ENTRIES SUPPLIED
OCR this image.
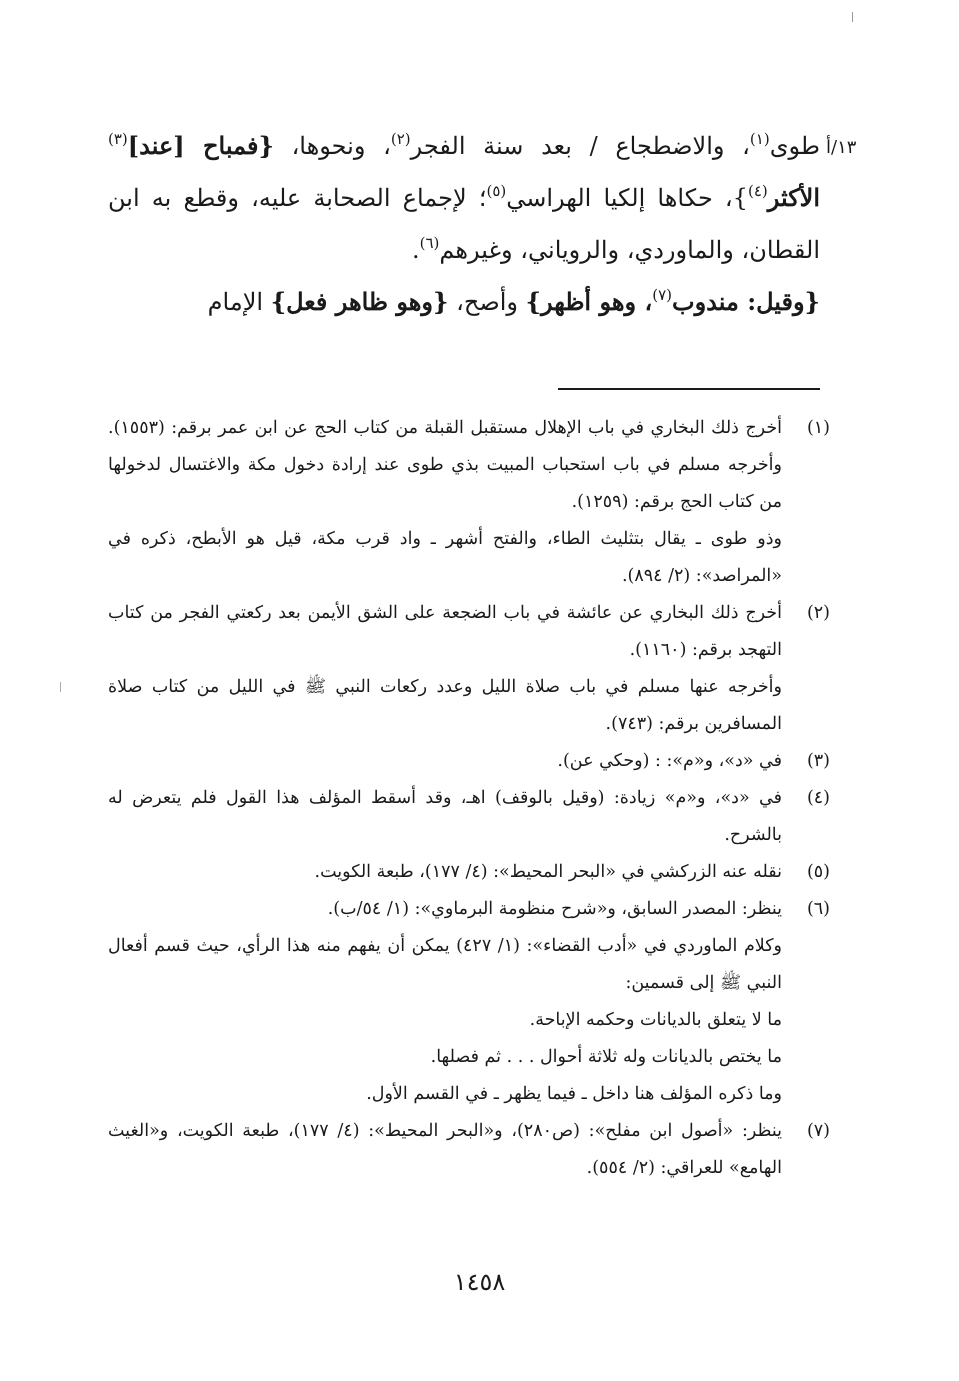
١٣/أ

طوى$^{(١)}$، والاضطجاع / بعد سنة الفجر$^{(٢)}$، ونحوها، {فمباح [عند]$^{(٣)}$ الأكثر$^{(٤)}$}، حكاها إلكيا الهراسي$^{(٥)}$؛ لإجماع الصحابة عليه، وقطع به ابن القطان، والماوردي، والروياني، وغيرهم$^{(٦)}$.

{وقيل: مندوب$^{(٧)}$، وهو أظهر} وأصح، {وهو ظاهر فعل} الإمام

(١)
أخرج ذلك البخاري في باب الإهلال مستقبل القبلة من كتاب الحج عن ابن عمر برقم: (١٥٥٣). وأخرجه مسلم في باب استحباب المبيت بذي طوى عند إرادة دخول مكة والاغتسال لدخولها من كتاب الحج برقم: (١٢٥٩).
وذو طوى ـ يقال بتثليث الطاء، والفتح أشهر ـ واد قرب مكة، قيل هو الأبطح، ذكره في «المراصد»: (٢/ ٨٩٤).
(٢)
أخرج ذلك البخاري عن عائشة في باب الضجعة على الشق الأيمن بعد ركعتي الفجر من كتاب التهجد برقم: (١١٦٠).
وأخرجه عنها مسلم في باب صلاة الليل وعدد ركعات النبي ﷺ في الليل من كتاب صلاة المسافرين برقم: (٧٤٣).
(٣)
في «د»، و«م»: : (وحكي عن).
(٤)
في «د»، و«م» زيادة: (وقيل بالوقف) اهـ، وقد أسقط المؤلف هذا القول فلم يتعرض له بالشرح.
(٥)
نقله عنه الزركشي في «البحر المحيط»: (٤/ ١٧٧)، طبعة الكويت.
(٦)
ينظر: المصدر السابق، و«شرح منظومة البرماوي»: (١/ ٥٤/ب).
وكلام الماوردي في «أدب القضاء»: (١/ ٤٢٧) يمكن أن يفهم منه هذا الرأي، حيث قسم أفعال النبي ﷺ إلى قسمين:
ما لا يتعلق بالديانات وحكمه الإباحة.
ما يختص بالديانات وله ثلاثة أحوال . . . ثم فصلها.
وما ذكره المؤلف هنا داخل ـ فيما يظهر ـ في القسم الأول.
(٧)
ينظر: «أصول ابن مفلح»: (ص٢٨٠)، و«البحر المحيط»: (٤/ ١٧٧)، طبعة الكويت، و«الغيث الهامع» للعراقي: (٢/ ٥٥٤).
١٤٥٨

THE TASK
Images should not appear in the copy; retype the listing above exactly.

EXERCISE RESULT
OCR this image.
١٣/أ

طوى$^{(١)}$، والاضطجاع / بعد سنة الفجر$^{(٢)}$، ونحوها، {فمباح [عند]$^{(٣)}$ الأكثر$^{(٤)}$}، حكاها إلكيا الهراسي$^{(٥)}$؛ لإجماع الصحابة عليه، وقطع به ابن القطان، والماوردي، والروياني، وغيرهم$^{(٦)}$.

{وقيل: مندوب$^{(٧)}$، وهو أظهر} وأصح، {وهو ظاهر فعل} الإمام

(١)
أخرج ذلك البخاري في باب الإهلال مستقبل القبلة من كتاب الحج عن ابن عمر برقم: (١٥٥٣). وأخرجه مسلم في باب استحباب المبيت بذي طوى عند إرادة دخول مكة والاغتسال لدخولها من كتاب الحج برقم: (١٢٥٩).
وذو طوى ـ يقال بتثليث الطاء، والفتح أشهر ـ واد قرب مكة، قيل هو الأبطح، ذكره في «المراصد»: (٢/ ٨٩٤).
(٢)
أخرج ذلك البخاري عن عائشة في باب الضجعة على الشق الأيمن بعد ركعتي الفجر من كتاب التهجد برقم: (١١٦٠).
وأخرجه عنها مسلم في باب صلاة الليل وعدد ركعات النبي ﷺ في الليل من كتاب صلاة المسافرين برقم: (٧٤٣).
(٣)
في «د»، و«م»: : (وحكي عن).
(٤)
في «د»، و«م» زيادة: (وقيل بالوقف) اهـ، وقد أسقط المؤلف هذا القول فلم يتعرض له بالشرح.
(٥)
نقله عنه الزركشي في «البحر المحيط»: (٤/ ١٧٧)، طبعة الكويت.
(٦)
ينظر: المصدر السابق، و«شرح منظومة البرماوي»: (١/ ٥٤/ب).
وكلام الماوردي في «أدب القضاء»: (١/ ٤٢٧) يمكن أن يفهم منه هذا الرأي، حيث قسم أفعال النبي ﷺ إلى قسمين:
ما لا يتعلق بالديانات وحكمه الإباحة.
ما يختص بالديانات وله ثلاثة أحوال . . . ثم فصلها.
وما ذكره المؤلف هنا داخل ـ فيما يظهر ـ في القسم الأول.
(٧)
ينظر: «أصول ابن مفلح»: (ص٢٨٠)، و«البحر المحيط»: (٤/ ١٧٧)، طبعة الكويت، و«الغيث الهامع» للعراقي: (٢/ ٥٥٤).
١٤٥٨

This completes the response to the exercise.